Given records
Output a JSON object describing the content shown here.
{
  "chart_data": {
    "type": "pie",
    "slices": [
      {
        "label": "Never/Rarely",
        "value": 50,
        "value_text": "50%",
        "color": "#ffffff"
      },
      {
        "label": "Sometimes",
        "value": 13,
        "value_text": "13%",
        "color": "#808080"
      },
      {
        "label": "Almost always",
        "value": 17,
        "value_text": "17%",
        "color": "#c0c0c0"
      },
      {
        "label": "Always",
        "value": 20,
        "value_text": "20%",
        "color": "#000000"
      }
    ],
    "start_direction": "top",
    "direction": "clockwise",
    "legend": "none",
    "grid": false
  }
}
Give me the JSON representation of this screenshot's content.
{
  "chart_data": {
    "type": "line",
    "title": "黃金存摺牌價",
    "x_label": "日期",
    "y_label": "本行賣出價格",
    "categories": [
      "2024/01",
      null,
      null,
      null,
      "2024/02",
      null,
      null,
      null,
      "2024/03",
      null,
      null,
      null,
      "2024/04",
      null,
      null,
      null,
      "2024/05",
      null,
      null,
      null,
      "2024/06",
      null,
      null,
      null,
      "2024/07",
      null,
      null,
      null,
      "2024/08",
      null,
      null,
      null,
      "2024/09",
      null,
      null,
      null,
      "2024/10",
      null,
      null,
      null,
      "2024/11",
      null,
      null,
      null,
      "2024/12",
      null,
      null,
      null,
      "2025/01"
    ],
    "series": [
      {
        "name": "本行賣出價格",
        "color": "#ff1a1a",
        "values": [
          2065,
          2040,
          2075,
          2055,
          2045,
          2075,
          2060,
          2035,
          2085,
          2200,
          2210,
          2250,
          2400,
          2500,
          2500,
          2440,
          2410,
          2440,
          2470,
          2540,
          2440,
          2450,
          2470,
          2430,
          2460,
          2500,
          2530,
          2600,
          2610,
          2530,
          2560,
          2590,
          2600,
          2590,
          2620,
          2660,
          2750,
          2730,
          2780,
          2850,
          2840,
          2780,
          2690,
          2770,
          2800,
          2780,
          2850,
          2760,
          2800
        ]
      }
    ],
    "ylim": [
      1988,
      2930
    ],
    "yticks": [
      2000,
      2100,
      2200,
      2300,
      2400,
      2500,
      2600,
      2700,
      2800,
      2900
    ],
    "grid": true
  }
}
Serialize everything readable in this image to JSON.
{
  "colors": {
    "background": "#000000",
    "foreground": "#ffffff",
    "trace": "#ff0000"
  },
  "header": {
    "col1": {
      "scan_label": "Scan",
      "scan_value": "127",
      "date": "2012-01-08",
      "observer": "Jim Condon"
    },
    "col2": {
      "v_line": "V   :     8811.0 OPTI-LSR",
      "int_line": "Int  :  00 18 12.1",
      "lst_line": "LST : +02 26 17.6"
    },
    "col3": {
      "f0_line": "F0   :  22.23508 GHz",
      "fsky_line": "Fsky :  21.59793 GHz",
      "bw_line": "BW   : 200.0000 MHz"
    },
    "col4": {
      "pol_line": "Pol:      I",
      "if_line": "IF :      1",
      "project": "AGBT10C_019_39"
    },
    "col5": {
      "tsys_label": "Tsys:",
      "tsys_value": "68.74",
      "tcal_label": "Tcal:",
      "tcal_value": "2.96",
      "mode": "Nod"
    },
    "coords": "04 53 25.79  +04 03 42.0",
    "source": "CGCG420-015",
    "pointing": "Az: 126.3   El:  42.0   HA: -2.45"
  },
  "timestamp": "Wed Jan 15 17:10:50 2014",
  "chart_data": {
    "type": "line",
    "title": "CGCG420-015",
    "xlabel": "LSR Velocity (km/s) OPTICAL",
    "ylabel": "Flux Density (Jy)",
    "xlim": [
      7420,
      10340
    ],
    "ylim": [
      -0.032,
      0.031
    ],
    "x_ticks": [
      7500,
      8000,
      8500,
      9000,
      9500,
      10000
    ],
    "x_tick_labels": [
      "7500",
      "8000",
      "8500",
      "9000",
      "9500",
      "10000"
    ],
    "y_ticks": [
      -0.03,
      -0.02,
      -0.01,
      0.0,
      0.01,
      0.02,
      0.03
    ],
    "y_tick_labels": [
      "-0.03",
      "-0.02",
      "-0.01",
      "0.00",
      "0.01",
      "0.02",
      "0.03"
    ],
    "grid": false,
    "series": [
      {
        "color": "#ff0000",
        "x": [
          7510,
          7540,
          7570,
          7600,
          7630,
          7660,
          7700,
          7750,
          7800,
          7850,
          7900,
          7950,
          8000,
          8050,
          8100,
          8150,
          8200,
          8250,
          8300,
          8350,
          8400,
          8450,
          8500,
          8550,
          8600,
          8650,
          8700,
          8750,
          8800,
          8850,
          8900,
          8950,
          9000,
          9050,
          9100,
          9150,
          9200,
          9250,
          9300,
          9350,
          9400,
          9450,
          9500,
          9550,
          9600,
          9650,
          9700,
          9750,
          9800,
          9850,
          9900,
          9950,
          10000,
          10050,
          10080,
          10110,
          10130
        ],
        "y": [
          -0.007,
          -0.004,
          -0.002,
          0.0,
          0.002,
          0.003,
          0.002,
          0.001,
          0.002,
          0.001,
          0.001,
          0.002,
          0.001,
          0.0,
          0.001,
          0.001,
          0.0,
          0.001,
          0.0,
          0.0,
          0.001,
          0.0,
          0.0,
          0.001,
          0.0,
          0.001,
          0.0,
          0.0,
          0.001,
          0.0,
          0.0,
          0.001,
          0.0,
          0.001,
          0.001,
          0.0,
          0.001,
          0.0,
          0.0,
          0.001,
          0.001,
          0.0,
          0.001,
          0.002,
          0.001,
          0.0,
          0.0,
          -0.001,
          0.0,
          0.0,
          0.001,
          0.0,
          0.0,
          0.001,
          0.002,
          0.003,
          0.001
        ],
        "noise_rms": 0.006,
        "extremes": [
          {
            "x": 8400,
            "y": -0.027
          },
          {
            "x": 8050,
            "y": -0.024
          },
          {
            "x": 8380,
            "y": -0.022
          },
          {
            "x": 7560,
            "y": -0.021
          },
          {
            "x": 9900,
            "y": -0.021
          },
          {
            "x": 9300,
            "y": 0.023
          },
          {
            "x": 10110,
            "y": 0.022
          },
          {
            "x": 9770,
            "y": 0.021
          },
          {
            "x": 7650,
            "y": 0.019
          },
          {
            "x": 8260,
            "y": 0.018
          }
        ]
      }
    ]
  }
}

Description of the task
Give an exact copy of all the data shown above.

Full solution
Output a JSON object describing the content shown here.
{
  "chart_data": {
    "type": "pie",
    "slices": [
      {
        "label": "Never/Rarely",
        "value": 50,
        "value_text": "50%",
        "color": "#ffffff"
      },
      {
        "label": "Sometimes",
        "value": 13,
        "value_text": "13%",
        "color": "#808080"
      },
      {
        "label": "Almost always",
        "value": 17,
        "value_text": "17%",
        "color": "#c0c0c0"
      },
      {
        "label": "Always",
        "value": 20,
        "value_text": "20%",
        "color": "#000000"
      }
    ],
    "start_direction": "top",
    "direction": "clockwise",
    "legend": "none",
    "grid": false
  }
}
Give me the JSON representation of this screenshot's content.
{
  "chart_data": {
    "type": "line",
    "title": "黃金存摺牌價",
    "x_label": "日期",
    "y_label": "本行賣出價格",
    "categories": [
      "2024/01",
      null,
      null,
      null,
      "2024/02",
      null,
      null,
      null,
      "2024/03",
      null,
      null,
      null,
      "2024/04",
      null,
      null,
      null,
      "2024/05",
      null,
      null,
      null,
      "2024/06",
      null,
      null,
      null,
      "2024/07",
      null,
      null,
      null,
      "2024/08",
      null,
      null,
      null,
      "2024/09",
      null,
      null,
      null,
      "2024/10",
      null,
      null,
      null,
      "2024/11",
      null,
      null,
      null,
      "2024/12",
      null,
      null,
      null,
      "2025/01"
    ],
    "series": [
      {
        "name": "本行賣出價格",
        "color": "#ff1a1a",
        "values": [
          2065,
          2040,
          2075,
          2055,
          2045,
          2075,
          2060,
          2035,
          2085,
          2200,
          2210,
          2250,
          2400,
          2500,
          2500,
          2440,
          2410,
          2440,
          2470,
          2540,
          2440,
          2450,
          2470,
          2430,
          2460,
          2500,
          2530,
          2600,
          2610,
          2530,
          2560,
          2590,
          2600,
          2590,
          2620,
          2660,
          2750,
          2730,
          2780,
          2850,
          2840,
          2780,
          2690,
          2770,
          2800,
          2780,
          2850,
          2760,
          2800
        ]
      }
    ],
    "ylim": [
      1988,
      2930
    ],
    "yticks": [
      2000,
      2100,
      2200,
      2300,
      2400,
      2500,
      2600,
      2700,
      2800,
      2900
    ],
    "grid": true
  }
}
Serialize everything readable in this image to JSON.
{
  "colors": {
    "background": "#000000",
    "foreground": "#ffffff",
    "trace": "#ff0000"
  },
  "header": {
    "col1": {
      "scan_label": "Scan",
      "scan_value": "127",
      "date": "2012-01-08",
      "observer": "Jim Condon"
    },
    "col2": {
      "v_line": "V   :     8811.0 OPTI-LSR",
      "int_line": "Int  :  00 18 12.1",
      "lst_line": "LST : +02 26 17.6"
    },
    "col3": {
      "f0_line": "F0   :  22.23508 GHz",
      "fsky_line": "Fsky :  21.59793 GHz",
      "bw_line": "BW   : 200.0000 MHz"
    },
    "col4": {
      "pol_line": "Pol:      I",
      "if_line": "IF :      1",
      "project": "AGBT10C_019_39"
    },
    "col5": {
      "tsys_label": "Tsys:",
      "tsys_value": "68.74",
      "tcal_label": "Tcal:",
      "tcal_value": "2.96",
      "mode": "Nod"
    },
    "coords": "04 53 25.79  +04 03 42.0",
    "source": "CGCG420-015",
    "pointing": "Az: 126.3   El:  42.0   HA: -2.45"
  },
  "timestamp": "Wed Jan 15 17:10:50 2014",
  "chart_data": {
    "type": "line",
    "title": "CGCG420-015",
    "xlabel": "LSR Velocity (km/s) OPTICAL",
    "ylabel": "Flux Density (Jy)",
    "xlim": [
      7420,
      10340
    ],
    "ylim": [
      -0.032,
      0.031
    ],
    "x_ticks": [
      7500,
      8000,
      8500,
      9000,
      9500,
      10000
    ],
    "x_tick_labels": [
      "7500",
      "8000",
      "8500",
      "9000",
      "9500",
      "10000"
    ],
    "y_ticks": [
      -0.03,
      -0.02,
      -0.01,
      0.0,
      0.01,
      0.02,
      0.03
    ],
    "y_tick_labels": [
      "-0.03",
      "-0.02",
      "-0.01",
      "0.00",
      "0.01",
      "0.02",
      "0.03"
    ],
    "grid": false,
    "series": [
      {
        "color": "#ff0000",
        "x": [
          7510,
          7540,
          7570,
          7600,
          7630,
          7660,
          7700,
          7750,
          7800,
          7850,
          7900,
          7950,
          8000,
          8050,
          8100,
          8150,
          8200,
          8250,
          8300,
          8350,
          8400,
          8450,
          8500,
          8550,
          8600,
          8650,
          8700,
          8750,
          8800,
          8850,
          8900,
          8950,
          9000,
          9050,
          9100,
          9150,
          9200,
          9250,
          9300,
          9350,
          9400,
          9450,
          9500,
          9550,
          9600,
          9650,
          9700,
          9750,
          9800,
          9850,
          9900,
          9950,
          10000,
          10050,
          10080,
          10110,
          10130
        ],
        "y": [
          -0.007,
          -0.004,
          -0.002,
          0.0,
          0.002,
          0.003,
          0.002,
          0.001,
          0.002,
          0.001,
          0.001,
          0.002,
          0.001,
          0.0,
          0.001,
          0.001,
          0.0,
          0.001,
          0.0,
          0.0,
          0.001,
          0.0,
          0.0,
          0.001,
          0.0,
          0.001,
          0.0,
          0.0,
          0.001,
          0.0,
          0.0,
          0.001,
          0.0,
          0.001,
          0.001,
          0.0,
          0.001,
          0.0,
          0.0,
          0.001,
          0.001,
          0.0,
          0.001,
          0.002,
          0.001,
          0.0,
          0.0,
          -0.001,
          0.0,
          0.0,
          0.001,
          0.0,
          0.0,
          0.001,
          0.002,
          0.003,
          0.001
        ],
        "noise_rms": 0.006,
        "extremes": [
          {
            "x": 8400,
            "y": -0.027
          },
          {
            "x": 8050,
            "y": -0.024
          },
          {
            "x": 8380,
            "y": -0.022
          },
          {
            "x": 7560,
            "y": -0.021
          },
          {
            "x": 9900,
            "y": -0.021
          },
          {
            "x": 9300,
            "y": 0.023
          },
          {
            "x": 10110,
            "y": 0.022
          },
          {
            "x": 9770,
            "y": 0.021
          },
          {
            "x": 7650,
            "y": 0.019
          },
          {
            "x": 8260,
            "y": 0.018
          }
        ]
      }
    ]
  }
}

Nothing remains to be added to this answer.